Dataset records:
>>>
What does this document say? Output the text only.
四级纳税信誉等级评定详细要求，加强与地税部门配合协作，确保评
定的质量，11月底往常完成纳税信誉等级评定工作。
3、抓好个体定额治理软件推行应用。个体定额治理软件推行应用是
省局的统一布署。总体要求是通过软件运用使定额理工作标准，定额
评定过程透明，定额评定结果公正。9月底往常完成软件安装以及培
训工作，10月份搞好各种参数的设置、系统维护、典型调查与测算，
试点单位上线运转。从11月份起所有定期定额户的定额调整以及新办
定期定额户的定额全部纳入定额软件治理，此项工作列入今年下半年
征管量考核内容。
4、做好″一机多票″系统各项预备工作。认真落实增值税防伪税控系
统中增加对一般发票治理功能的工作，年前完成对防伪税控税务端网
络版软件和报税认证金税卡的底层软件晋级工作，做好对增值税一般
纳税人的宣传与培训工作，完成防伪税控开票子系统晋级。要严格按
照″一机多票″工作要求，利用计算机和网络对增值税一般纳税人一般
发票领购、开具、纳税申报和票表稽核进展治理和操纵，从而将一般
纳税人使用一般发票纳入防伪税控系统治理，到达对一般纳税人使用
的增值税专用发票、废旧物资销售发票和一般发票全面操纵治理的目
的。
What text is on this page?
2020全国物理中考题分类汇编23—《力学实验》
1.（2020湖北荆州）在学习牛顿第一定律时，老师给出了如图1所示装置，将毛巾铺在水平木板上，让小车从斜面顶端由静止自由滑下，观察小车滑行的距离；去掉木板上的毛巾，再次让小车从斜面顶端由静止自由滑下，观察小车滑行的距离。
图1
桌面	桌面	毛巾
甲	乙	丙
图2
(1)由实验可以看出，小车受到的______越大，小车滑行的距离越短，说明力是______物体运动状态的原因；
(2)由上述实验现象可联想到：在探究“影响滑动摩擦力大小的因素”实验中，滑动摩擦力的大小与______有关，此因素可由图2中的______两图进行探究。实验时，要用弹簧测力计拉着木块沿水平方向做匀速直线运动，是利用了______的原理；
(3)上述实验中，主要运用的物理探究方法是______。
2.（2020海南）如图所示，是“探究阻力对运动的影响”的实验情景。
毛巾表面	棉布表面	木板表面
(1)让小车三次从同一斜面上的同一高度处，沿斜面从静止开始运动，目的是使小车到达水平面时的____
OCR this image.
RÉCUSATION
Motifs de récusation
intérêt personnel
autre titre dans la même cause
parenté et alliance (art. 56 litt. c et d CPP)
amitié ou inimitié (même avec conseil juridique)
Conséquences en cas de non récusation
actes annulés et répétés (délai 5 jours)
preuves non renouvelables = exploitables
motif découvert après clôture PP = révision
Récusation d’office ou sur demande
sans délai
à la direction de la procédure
<<<
What to work on:
Output each entry precisely as given.

Solution to the exercise:
What does this document say? Output the text only.
四级纳税信誉等级评定详细要求，加强与地税部门配合协作，确保评
定的质量，11月底往常完成纳税信誉等级评定工作。
3、抓好个体定额治理软件推行应用。个体定额治理软件推行应用是
省局的统一布署。总体要求是通过软件运用使定额理工作标准，定额
评定过程透明，定额评定结果公正。9月底往常完成软件安装以及培
训工作，10月份搞好各种参数的设置、系统维护、典型调查与测算，
试点单位上线运转。从11月份起所有定期定额户的定额调整以及新办
定期定额户的定额全部纳入定额软件治理，此项工作列入今年下半年
征管量考核内容。
4、做好″一机多票″系统各项预备工作。认真落实增值税防伪税控系
统中增加对一般发票治理功能的工作，年前完成对防伪税控税务端网
络版软件和报税认证金税卡的底层软件晋级工作，做好对增值税一般
纳税人的宣传与培训工作，完成防伪税控开票子系统晋级。要严格按
照″一机多票″工作要求，利用计算机和网络对增值税一般纳税人一般
发票领购、开具、纳税申报和票表稽核进展治理和操纵，从而将一般
纳税人使用一般发票纳入防伪税控系统治理，到达对一般纳税人使用
的增值税专用发票、废旧物资销售发票和一般发票全面操纵治理的目
的。
What text is on this page?
2020全国物理中考题分类汇编23—《力学实验》
1.（2020湖北荆州）在学习牛顿第一定律时，老师给出了如图1所示装置，将毛巾铺在水平木板上，让小车从斜面顶端由静止自由滑下，观察小车滑行的距离；去掉木板上的毛巾，再次让小车从斜面顶端由静止自由滑下，观察小车滑行的距离。
图1
桌面	桌面	毛巾
甲	乙	丙
图2
(1)由实验可以看出，小车受到的______越大，小车滑行的距离越短，说明力是______物体运动状态的原因；
(2)由上述实验现象可联想到：在探究“影响滑动摩擦力大小的因素”实验中，滑动摩擦力的大小与______有关，此因素可由图2中的______两图进行探究。实验时，要用弹簧测力计拉着木块沿水平方向做匀速直线运动，是利用了______的原理；
(3)上述实验中，主要运用的物理探究方法是______。
2.（2020海南）如图所示，是“探究阻力对运动的影响”的实验情景。
毛巾表面	棉布表面	木板表面
(1)让小车三次从同一斜面上的同一高度处，沿斜面从静止开始运动，目的是使小车到达水平面时的____
OCR this image.
RÉCUSATION
Motifs de récusation
intérêt personnel
autre titre dans la même cause
parenté et alliance (art. 56 litt. c et d CPP)
amitié ou inimitié (même avec conseil juridique)
Conséquences en cas de non récusation
actes annulés et répétés (délai 5 jours)
preuves non renouvelables = exploitables
motif découvert après clôture PP = révision
Récusation d’office ou sur demande
sans délai
à la direction de la procédure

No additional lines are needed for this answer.